*Goal*: Identify each line below that contains the word "Tributes", and copy it out.

*Available records*:

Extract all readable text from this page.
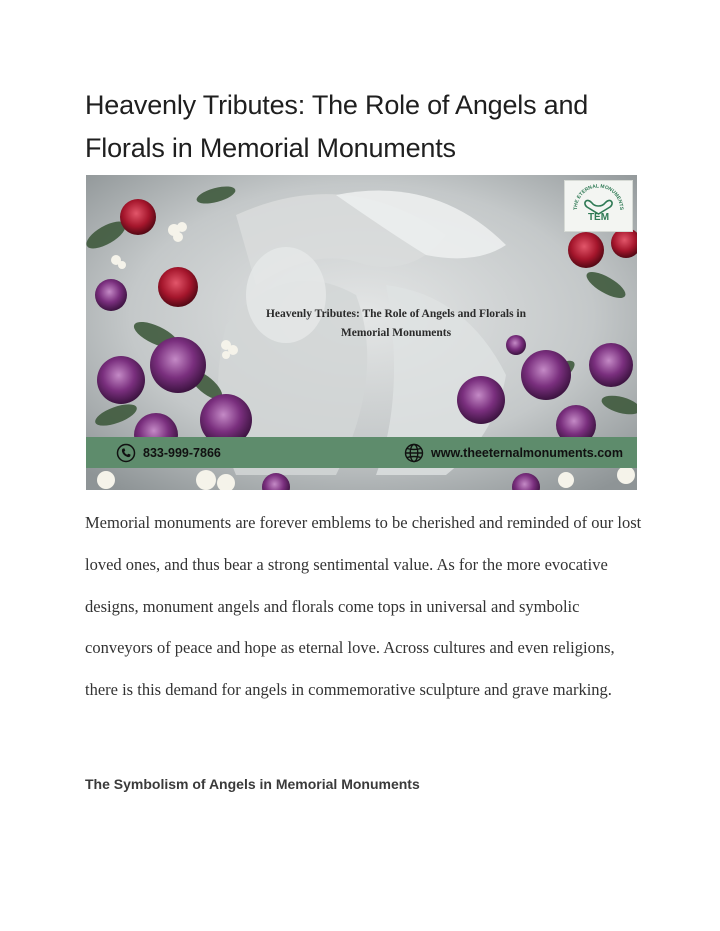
Heavenly Tributes: The Role of Angels and Florals in Memorial Monuments
THE ETERNAL MONUMENTS
TEM
Heavenly Tributes: The Role of Angels and Florals in
Memorial Monuments
833-999-7866	www.theeternalmonuments.com

Memorial monuments are forever emblems to be cherished and reminded of our lost loved ones, and thus bear a strong sentimental value. As for the more evocative designs, monument angels and florals come tops in universal and symbolic conveyors of peace and hope as eternal love. Across cultures and even religions, there is this demand for angels in commemorative sculpture and grave marking.

The Symbolism of Angels in Memorial Monuments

*The output*:
Heavenly Tributes: The Role of Angels and Florals in Memorial Monuments
Heavenly Tributes: The Role of Angels and Florals in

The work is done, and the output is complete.